(Stored items)
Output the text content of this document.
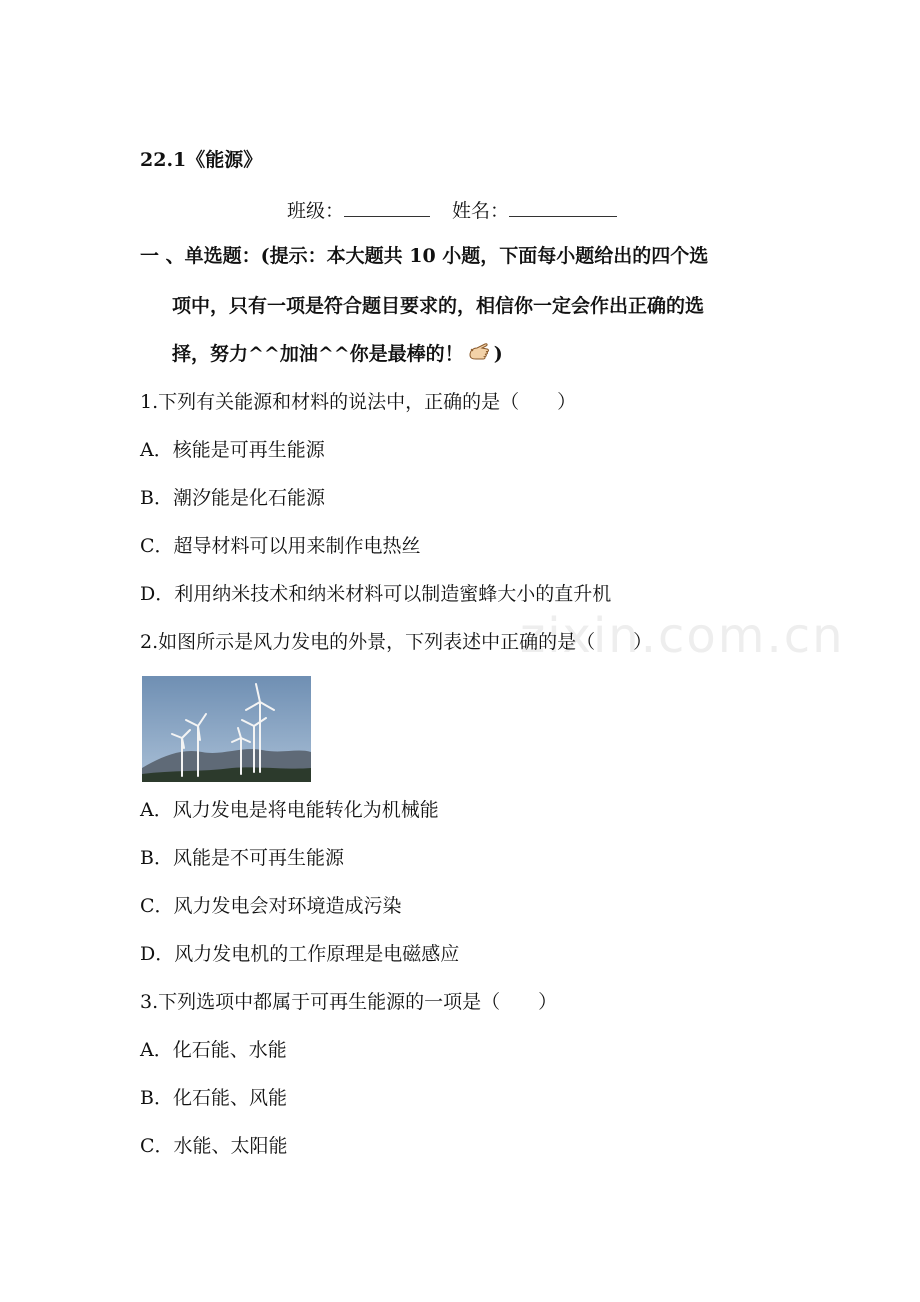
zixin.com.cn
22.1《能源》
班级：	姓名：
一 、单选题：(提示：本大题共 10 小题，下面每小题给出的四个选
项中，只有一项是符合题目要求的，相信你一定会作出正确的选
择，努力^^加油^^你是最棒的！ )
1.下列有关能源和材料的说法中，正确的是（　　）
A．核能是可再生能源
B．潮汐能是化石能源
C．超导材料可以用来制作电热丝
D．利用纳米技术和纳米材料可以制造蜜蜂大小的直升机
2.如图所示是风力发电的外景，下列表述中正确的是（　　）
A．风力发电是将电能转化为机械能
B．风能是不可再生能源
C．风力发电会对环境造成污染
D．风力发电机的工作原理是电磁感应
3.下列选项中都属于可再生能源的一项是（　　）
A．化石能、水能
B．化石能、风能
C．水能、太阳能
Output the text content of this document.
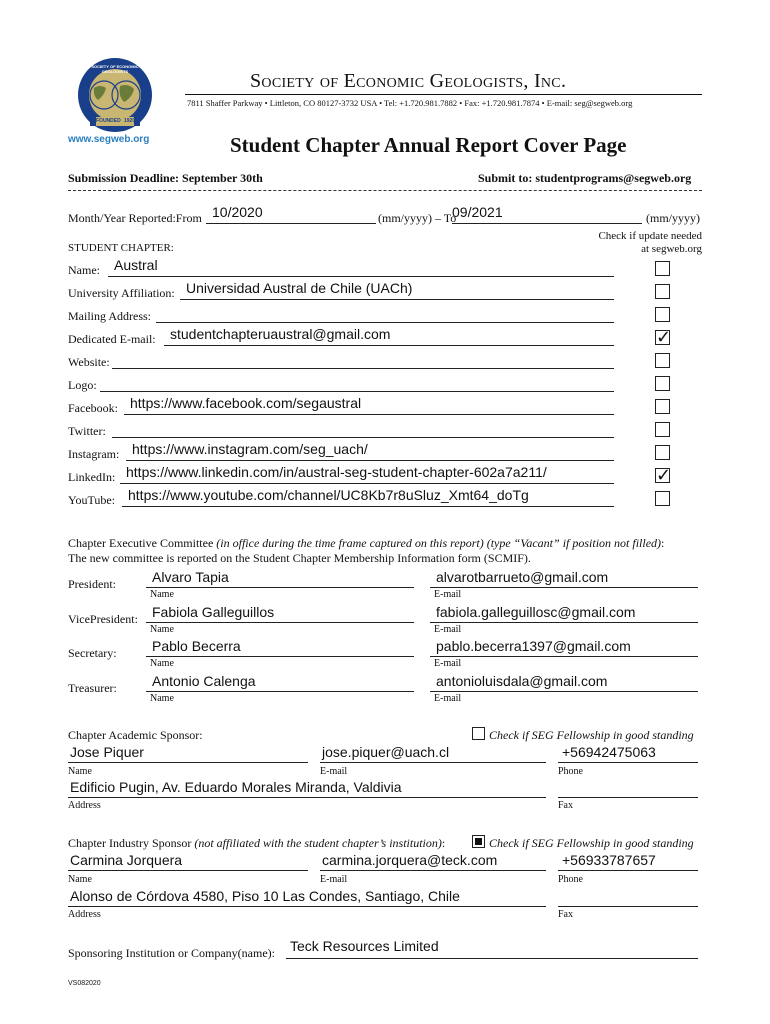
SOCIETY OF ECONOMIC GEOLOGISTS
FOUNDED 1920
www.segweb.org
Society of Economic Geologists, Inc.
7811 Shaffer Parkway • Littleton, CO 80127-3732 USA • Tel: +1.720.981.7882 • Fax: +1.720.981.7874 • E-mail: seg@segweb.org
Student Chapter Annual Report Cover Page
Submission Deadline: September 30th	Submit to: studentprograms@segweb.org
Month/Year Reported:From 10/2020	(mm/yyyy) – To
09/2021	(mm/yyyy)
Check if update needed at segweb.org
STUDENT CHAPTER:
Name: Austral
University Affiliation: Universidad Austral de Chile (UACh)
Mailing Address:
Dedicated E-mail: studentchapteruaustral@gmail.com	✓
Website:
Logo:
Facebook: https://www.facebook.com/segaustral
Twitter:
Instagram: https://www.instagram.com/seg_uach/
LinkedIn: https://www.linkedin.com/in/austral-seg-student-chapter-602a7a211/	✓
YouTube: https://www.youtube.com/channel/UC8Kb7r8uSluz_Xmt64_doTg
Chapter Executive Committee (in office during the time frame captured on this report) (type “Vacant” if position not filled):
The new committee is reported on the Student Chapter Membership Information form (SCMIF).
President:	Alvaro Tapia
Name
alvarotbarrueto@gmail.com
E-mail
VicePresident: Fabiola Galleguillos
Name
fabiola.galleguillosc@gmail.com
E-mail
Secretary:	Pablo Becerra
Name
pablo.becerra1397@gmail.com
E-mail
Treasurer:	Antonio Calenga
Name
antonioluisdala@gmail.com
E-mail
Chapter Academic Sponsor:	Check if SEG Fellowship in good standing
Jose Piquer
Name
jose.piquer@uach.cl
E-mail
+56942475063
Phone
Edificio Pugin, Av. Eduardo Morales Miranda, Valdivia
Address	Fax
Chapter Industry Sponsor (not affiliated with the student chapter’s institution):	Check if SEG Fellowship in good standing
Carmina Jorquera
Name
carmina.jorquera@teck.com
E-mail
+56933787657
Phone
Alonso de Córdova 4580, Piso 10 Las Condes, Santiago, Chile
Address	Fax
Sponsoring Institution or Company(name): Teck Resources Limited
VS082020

** Description of the task **
Leave the pictures out, and transcribe each of the records exactly.

** Written solution **
Output the text content of this document.
zixin.com.cn
22.1《能源》
班级：	姓名：
一 、单选题：(提示：本大题共 10 小题，下面每小题给出的四个选
项中，只有一项是符合题目要求的，相信你一定会作出正确的选
择，努力^^加油^^你是最棒的！ )
1.下列有关能源和材料的说法中，正确的是（　　）
A．核能是可再生能源
B．潮汐能是化石能源
C．超导材料可以用来制作电热丝
D．利用纳米技术和纳米材料可以制造蜜蜂大小的直升机
2.如图所示是风力发电的外景，下列表述中正确的是（　　）
A．风力发电是将电能转化为机械能
B．风能是不可再生能源
C．风力发电会对环境造成污染
D．风力发电机的工作原理是电磁感应
3.下列选项中都属于可再生能源的一项是（　　）
A．化石能、水能
B．化石能、风能
C．水能、太阳能
Output the text content of this document.
SOCIETY OF ECONOMIC GEOLOGISTS
FOUNDED 1920
www.segweb.org
Society of Economic Geologists, Inc.
7811 Shaffer Parkway • Littleton, CO 80127-3732 USA • Tel: +1.720.981.7882 • Fax: +1.720.981.7874 • E-mail: seg@segweb.org
Student Chapter Annual Report Cover Page
Submission Deadline: September 30th	Submit to: studentprograms@segweb.org
Month/Year Reported:From 10/2020	(mm/yyyy) – To
09/2021	(mm/yyyy)
Check if update needed at segweb.org
STUDENT CHAPTER:
Name: Austral
University Affiliation: Universidad Austral de Chile (UACh)
Mailing Address:
Dedicated E-mail: studentchapteruaustral@gmail.com	✓
Website:
Logo:
Facebook: https://www.facebook.com/segaustral
Twitter:
Instagram: https://www.instagram.com/seg_uach/
LinkedIn: https://www.linkedin.com/in/austral-seg-student-chapter-602a7a211/	✓
YouTube: https://www.youtube.com/channel/UC8Kb7r8uSluz_Xmt64_doTg
Chapter Executive Committee (in office during the time frame captured on this report) (type “Vacant” if position not filled):
The new committee is reported on the Student Chapter Membership Information form (SCMIF).
President:	Alvaro Tapia
Name
alvarotbarrueto@gmail.com
E-mail
VicePresident: Fabiola Galleguillos
Name
fabiola.galleguillosc@gmail.com
E-mail
Secretary:	Pablo Becerra
Name
pablo.becerra1397@gmail.com
E-mail
Treasurer:	Antonio Calenga
Name
antonioluisdala@gmail.com
E-mail
Chapter Academic Sponsor:	Check if SEG Fellowship in good standing
Jose Piquer
Name
jose.piquer@uach.cl
E-mail
+56942475063
Phone
Edificio Pugin, Av. Eduardo Morales Miranda, Valdivia
Address	Fax
Chapter Industry Sponsor (not affiliated with the student chapter’s institution):	Check if SEG Fellowship in good standing
Carmina Jorquera
Name
carmina.jorquera@teck.com
E-mail
+56933787657
Phone
Alonso de Córdova 4580, Piso 10 Las Condes, Santiago, Chile
Address	Fax
Sponsoring Institution or Company(name): Teck Resources Limited
VS082020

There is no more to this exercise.